◆ **WHAT YOU ARE ASKED TO DO**
Give only the number of lines in the data that contain the word "annotate".

[Dataset items]
┄┄┄┄┄┄┄┄┄┄
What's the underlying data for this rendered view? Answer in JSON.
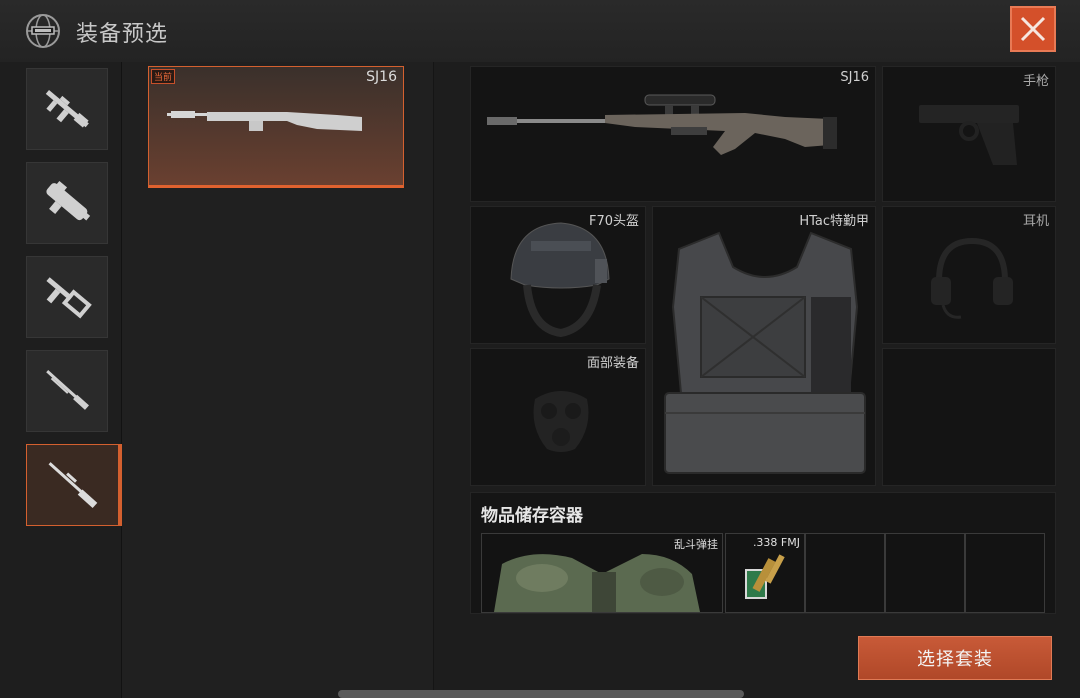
{
  "header": {
    "title": "装备预选",
    "icon": "globe-icon",
    "close_icon": "close-icon",
    "accent": "#d4602f"
  },
  "weapon_tabs": [
    {
      "icon": "assault-rifle-icon"
    },
    {
      "icon": "smg-icon"
    },
    {
      "icon": "vector-smg-icon"
    },
    {
      "icon": "shotgun-icon"
    },
    {
      "icon": "sniper-rifle-icon",
      "active": true
    }
  ],
  "loadout": {
    "badge": "当前",
    "name": "SJ16"
  },
  "slots": {
    "primary": "SJ16",
    "pistol": "手枪",
    "helmet": "F70头盔",
    "armor": "HTac特勤甲",
    "headset": "耳机",
    "face": "面部装备"
  },
  "storage": {
    "title": "物品储存容器",
    "rig": "乱斗弹挂",
    "ammo": ".338 FMJ"
  },
  "select_button": "选择套装"
}
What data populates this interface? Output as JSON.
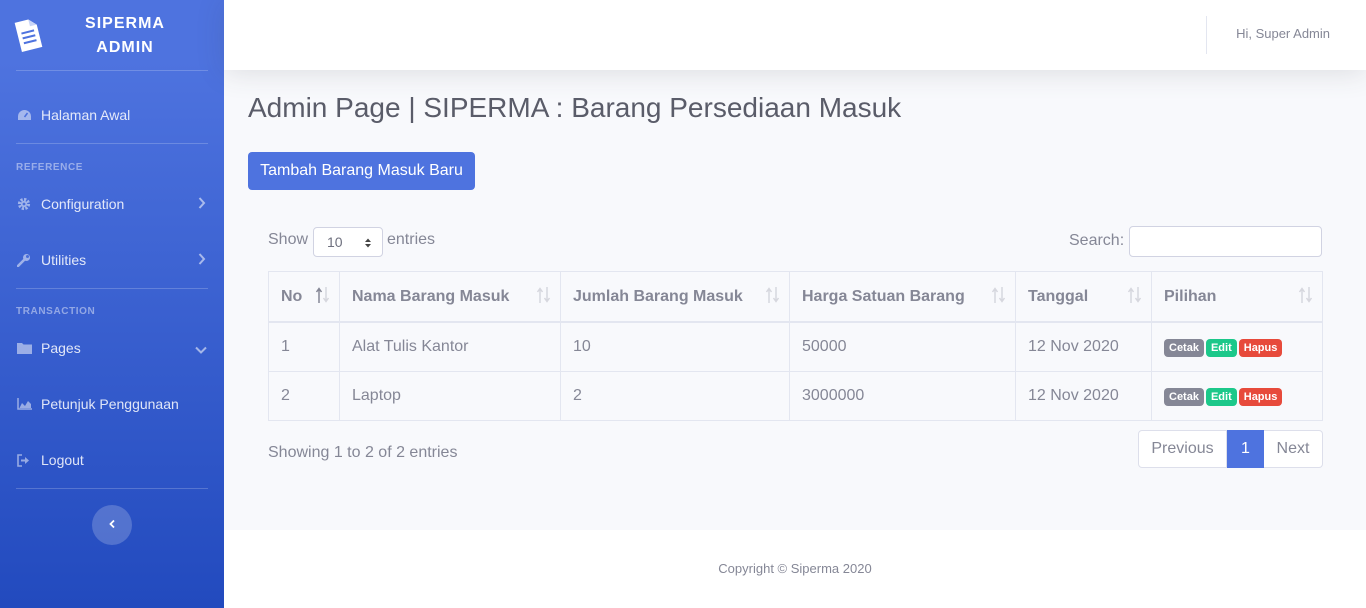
{
  "brand": {
    "line1": "SIPERMA",
    "line2": "ADMIN"
  },
  "sidebar": {
    "home": "Halaman Awal",
    "heading_reference": "REFERENCE",
    "configuration": "Configuration",
    "utilities": "Utilities",
    "heading_transaction": "TRANSACTION",
    "pages": "Pages",
    "guide": "Petunjuk Penggunaan",
    "logout": "Logout"
  },
  "topbar": {
    "user_greeting": "Hi, Super Admin"
  },
  "page": {
    "title": "Admin Page | SIPERMA : Barang Persediaan Masuk",
    "add_button": "Tambah Barang Masuk Baru"
  },
  "datatable": {
    "show_label": "Show",
    "entries_label": "entries",
    "length_value": "10",
    "search_label": "Search:",
    "search_value": "",
    "columns": [
      "No",
      "Nama Barang Masuk",
      "Jumlah Barang Masuk",
      "Harga Satuan Barang",
      "Tanggal",
      "Pilihan"
    ],
    "rows": [
      {
        "no": "1",
        "nama": "Alat Tulis Kantor",
        "jumlah": "10",
        "harga": "50000",
        "tanggal": "12 Nov 2020"
      },
      {
        "no": "2",
        "nama": "Laptop",
        "jumlah": "2",
        "harga": "3000000",
        "tanggal": "12 Nov 2020"
      }
    ],
    "actions": {
      "print": "Cetak",
      "edit": "Edit",
      "delete": "Hapus"
    },
    "info": "Showing 1 to 2 of 2 entries",
    "pagination": {
      "previous": "Previous",
      "current": "1",
      "next": "Next"
    }
  },
  "footer": {
    "copyright": "Copyright © Siperma 2020"
  },
  "colors": {
    "primary": "#4e73df",
    "success": "#1cc88a",
    "danger": "#e74a3b",
    "secondary": "#858796"
  }
}
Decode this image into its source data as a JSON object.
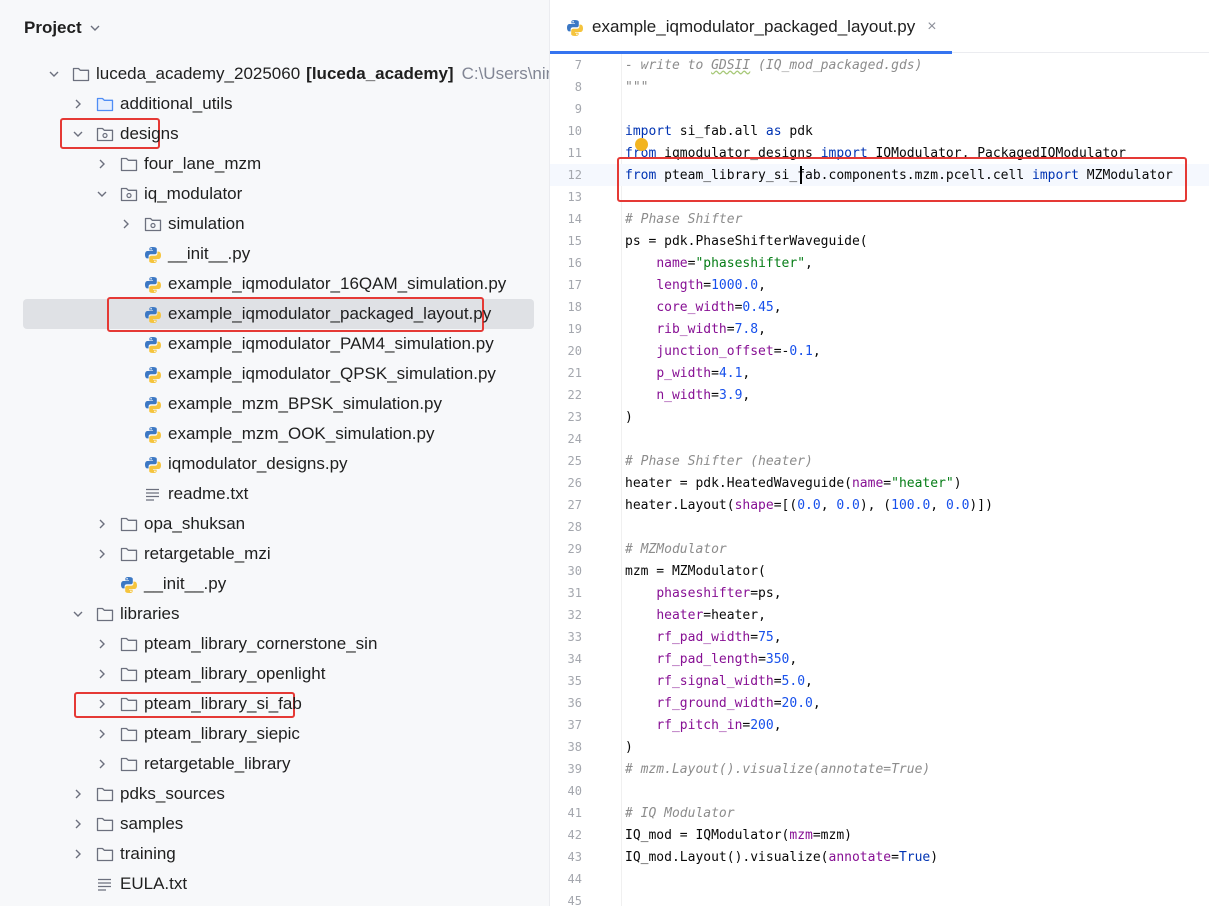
{
  "project_panel": {
    "title": "Project",
    "tree": [
      {
        "depth": 0,
        "expanded": true,
        "icon": "folder",
        "label": "luceda_academy_2025060",
        "suffix_bold": "[luceda_academy]",
        "suffix_path": "C:\\Users\\ning_\\lu"
      },
      {
        "depth": 1,
        "expanded": false,
        "icon": "folder-blue",
        "label": "additional_utils"
      },
      {
        "depth": 1,
        "expanded": true,
        "icon": "package",
        "label": "designs"
      },
      {
        "depth": 2,
        "expanded": false,
        "icon": "folder",
        "label": "four_lane_mzm"
      },
      {
        "depth": 2,
        "expanded": true,
        "icon": "package",
        "label": "iq_modulator"
      },
      {
        "depth": 3,
        "expanded": false,
        "icon": "package",
        "label": "simulation"
      },
      {
        "depth": 3,
        "expanded": null,
        "icon": "python",
        "label": "__init__.py"
      },
      {
        "depth": 3,
        "expanded": null,
        "icon": "python",
        "label": "example_iqmodulator_16QAM_simulation.py"
      },
      {
        "depth": 3,
        "expanded": null,
        "icon": "python",
        "label": "example_iqmodulator_packaged_layout.py",
        "selected": true
      },
      {
        "depth": 3,
        "expanded": null,
        "icon": "python",
        "label": "example_iqmodulator_PAM4_simulation.py"
      },
      {
        "depth": 3,
        "expanded": null,
        "icon": "python",
        "label": "example_iqmodulator_QPSK_simulation.py"
      },
      {
        "depth": 3,
        "expanded": null,
        "icon": "python",
        "label": "example_mzm_BPSK_simulation.py"
      },
      {
        "depth": 3,
        "expanded": null,
        "icon": "python",
        "label": "example_mzm_OOK_simulation.py"
      },
      {
        "depth": 3,
        "expanded": null,
        "icon": "python",
        "label": "iqmodulator_designs.py"
      },
      {
        "depth": 3,
        "expanded": null,
        "icon": "text",
        "label": "readme.txt"
      },
      {
        "depth": 2,
        "expanded": false,
        "icon": "folder",
        "label": "opa_shuksan"
      },
      {
        "depth": 2,
        "expanded": false,
        "icon": "folder",
        "label": "retargetable_mzi"
      },
      {
        "depth": 2,
        "expanded": null,
        "icon": "python",
        "label": "__init__.py"
      },
      {
        "depth": 1,
        "expanded": true,
        "icon": "folder",
        "label": "libraries"
      },
      {
        "depth": 2,
        "expanded": false,
        "icon": "folder",
        "label": "pteam_library_cornerstone_sin"
      },
      {
        "depth": 2,
        "expanded": false,
        "icon": "folder",
        "label": "pteam_library_openlight"
      },
      {
        "depth": 2,
        "expanded": false,
        "icon": "folder",
        "label": "pteam_library_si_fab"
      },
      {
        "depth": 2,
        "expanded": false,
        "icon": "folder",
        "label": "pteam_library_siepic"
      },
      {
        "depth": 2,
        "expanded": false,
        "icon": "folder",
        "label": "retargetable_library"
      },
      {
        "depth": 1,
        "expanded": false,
        "icon": "folder",
        "label": "pdks_sources"
      },
      {
        "depth": 1,
        "expanded": false,
        "icon": "folder",
        "label": "samples"
      },
      {
        "depth": 1,
        "expanded": false,
        "icon": "folder",
        "label": "training"
      },
      {
        "depth": 1,
        "expanded": null,
        "icon": "text",
        "label": "EULA.txt"
      }
    ]
  },
  "editor": {
    "tab_label": "example_iqmodulator_packaged_layout.py",
    "tab_close": "×",
    "current_line": 12,
    "lines": [
      {
        "n": "7",
        "tokens": [
          [
            "com",
            "- write to "
          ],
          [
            "com squig",
            "GDSII"
          ],
          [
            "com",
            " (IQ_mod_packaged.gds)"
          ]
        ]
      },
      {
        "n": "8",
        "tokens": [
          [
            "com",
            "\"\"\""
          ]
        ]
      },
      {
        "n": "9",
        "tokens": []
      },
      {
        "n": "10",
        "tokens": [
          [
            "kw",
            "import"
          ],
          [
            "",
            " si_fab.all "
          ],
          [
            "kw",
            "as"
          ],
          [
            "",
            " pdk"
          ]
        ]
      },
      {
        "n": "11",
        "tokens": [
          [
            "kw",
            "from"
          ],
          [
            "",
            " iqmodulator_designs "
          ],
          [
            "kw",
            "import"
          ],
          [
            "",
            " IQModulator, PackagedIQModulator"
          ]
        ]
      },
      {
        "n": "12",
        "tokens": [
          [
            "kw",
            "from"
          ],
          [
            "",
            " pteam_library_si_fab.components.mzm.pcell.cell "
          ],
          [
            "kw",
            "import"
          ],
          [
            "",
            " MZModulator"
          ]
        ]
      },
      {
        "n": "13",
        "tokens": []
      },
      {
        "n": "14",
        "tokens": [
          [
            "com",
            "# Phase Shifter"
          ]
        ]
      },
      {
        "n": "15",
        "tokens": [
          [
            "",
            "ps = pdk.PhaseShifterWaveguide("
          ]
        ]
      },
      {
        "n": "16",
        "tokens": [
          [
            "",
            "    "
          ],
          [
            "par",
            "name"
          ],
          [
            "",
            "="
          ],
          [
            "str",
            "\"phaseshifter\""
          ],
          [
            "",
            ","
          ]
        ]
      },
      {
        "n": "17",
        "tokens": [
          [
            "",
            "    "
          ],
          [
            "par",
            "length"
          ],
          [
            "",
            "="
          ],
          [
            "num",
            "1000.0"
          ],
          [
            "",
            ","
          ]
        ]
      },
      {
        "n": "18",
        "tokens": [
          [
            "",
            "    "
          ],
          [
            "par",
            "core_width"
          ],
          [
            "",
            "="
          ],
          [
            "num",
            "0.45"
          ],
          [
            "",
            ","
          ]
        ]
      },
      {
        "n": "19",
        "tokens": [
          [
            "",
            "    "
          ],
          [
            "par",
            "rib_width"
          ],
          [
            "",
            "="
          ],
          [
            "num",
            "7.8"
          ],
          [
            "",
            ","
          ]
        ]
      },
      {
        "n": "20",
        "tokens": [
          [
            "",
            "    "
          ],
          [
            "par",
            "junction_offset"
          ],
          [
            "",
            "=-"
          ],
          [
            "num",
            "0.1"
          ],
          [
            "",
            ","
          ]
        ]
      },
      {
        "n": "21",
        "tokens": [
          [
            "",
            "    "
          ],
          [
            "par",
            "p_width"
          ],
          [
            "",
            "="
          ],
          [
            "num",
            "4.1"
          ],
          [
            "",
            ","
          ]
        ]
      },
      {
        "n": "22",
        "tokens": [
          [
            "",
            "    "
          ],
          [
            "par",
            "n_width"
          ],
          [
            "",
            "="
          ],
          [
            "num",
            "3.9"
          ],
          [
            "",
            ","
          ]
        ]
      },
      {
        "n": "23",
        "tokens": [
          [
            "",
            ")"
          ]
        ]
      },
      {
        "n": "24",
        "tokens": []
      },
      {
        "n": "25",
        "tokens": [
          [
            "com",
            "# Phase Shifter (heater)"
          ]
        ]
      },
      {
        "n": "26",
        "tokens": [
          [
            "",
            "heater = pdk.HeatedWaveguide("
          ],
          [
            "par",
            "name"
          ],
          [
            "",
            "="
          ],
          [
            "str",
            "\"heater\""
          ],
          [
            "",
            ")"
          ]
        ]
      },
      {
        "n": "27",
        "tokens": [
          [
            "",
            "heater.Layout("
          ],
          [
            "par",
            "shape"
          ],
          [
            "",
            "=[("
          ],
          [
            "num",
            "0.0"
          ],
          [
            "",
            ", "
          ],
          [
            "num",
            "0.0"
          ],
          [
            "",
            "), ("
          ],
          [
            "num",
            "100.0"
          ],
          [
            "",
            ", "
          ],
          [
            "num",
            "0.0"
          ],
          [
            "",
            ")])"
          ]
        ]
      },
      {
        "n": "28",
        "tokens": []
      },
      {
        "n": "29",
        "tokens": [
          [
            "com",
            "# MZModulator"
          ]
        ]
      },
      {
        "n": "30",
        "tokens": [
          [
            "",
            "mzm = MZModulator("
          ]
        ]
      },
      {
        "n": "31",
        "tokens": [
          [
            "",
            "    "
          ],
          [
            "par",
            "phaseshifter"
          ],
          [
            "",
            "=ps,"
          ]
        ]
      },
      {
        "n": "32",
        "tokens": [
          [
            "",
            "    "
          ],
          [
            "par",
            "heater"
          ],
          [
            "",
            "=heater,"
          ]
        ]
      },
      {
        "n": "33",
        "tokens": [
          [
            "",
            "    "
          ],
          [
            "par",
            "rf_pad_width"
          ],
          [
            "",
            "="
          ],
          [
            "num",
            "75"
          ],
          [
            "",
            ","
          ]
        ]
      },
      {
        "n": "34",
        "tokens": [
          [
            "",
            "    "
          ],
          [
            "par",
            "rf_pad_length"
          ],
          [
            "",
            "="
          ],
          [
            "num",
            "350"
          ],
          [
            "",
            ","
          ]
        ]
      },
      {
        "n": "35",
        "tokens": [
          [
            "",
            "    "
          ],
          [
            "par",
            "rf_signal_width"
          ],
          [
            "",
            "="
          ],
          [
            "num",
            "5.0"
          ],
          [
            "",
            ","
          ]
        ]
      },
      {
        "n": "36",
        "tokens": [
          [
            "",
            "    "
          ],
          [
            "par",
            "rf_ground_width"
          ],
          [
            "",
            "="
          ],
          [
            "num",
            "20.0"
          ],
          [
            "",
            ","
          ]
        ]
      },
      {
        "n": "37",
        "tokens": [
          [
            "",
            "    "
          ],
          [
            "par",
            "rf_pitch_in"
          ],
          [
            "",
            "="
          ],
          [
            "num",
            "200"
          ],
          [
            "",
            ","
          ]
        ]
      },
      {
        "n": "38",
        "tokens": [
          [
            "",
            ")"
          ]
        ]
      },
      {
        "n": "39",
        "tokens": [
          [
            "com",
            "# mzm.Layout().visualize(annotate=True)"
          ]
        ]
      },
      {
        "n": "40",
        "tokens": []
      },
      {
        "n": "41",
        "tokens": [
          [
            "com",
            "# IQ Modulator"
          ]
        ]
      },
      {
        "n": "42",
        "tokens": [
          [
            "",
            "IQ_mod = IQModulator("
          ],
          [
            "par",
            "mzm"
          ],
          [
            "",
            "=mzm)"
          ]
        ]
      },
      {
        "n": "43",
        "tokens": [
          [
            "",
            "IQ_mod.Layout().visualize("
          ],
          [
            "par",
            "annotate"
          ],
          [
            "",
            "="
          ],
          [
            "kw",
            "True"
          ],
          [
            "",
            ")"
          ]
        ]
      },
      {
        "n": "44",
        "tokens": []
      },
      {
        "n": "45",
        "tokens": []
      }
    ]
  },
  "colors": {
    "accent": "#3574f0",
    "highlight_box": "#e53935",
    "folder": "#6c707e",
    "folder_blue": "#4f8df5",
    "python_blue": "#3c78c4",
    "python_yellow": "#f5c43d"
  }
}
┄┄┄┄┄┄┄┄┄┄
◆ **FULL ANSWER**
2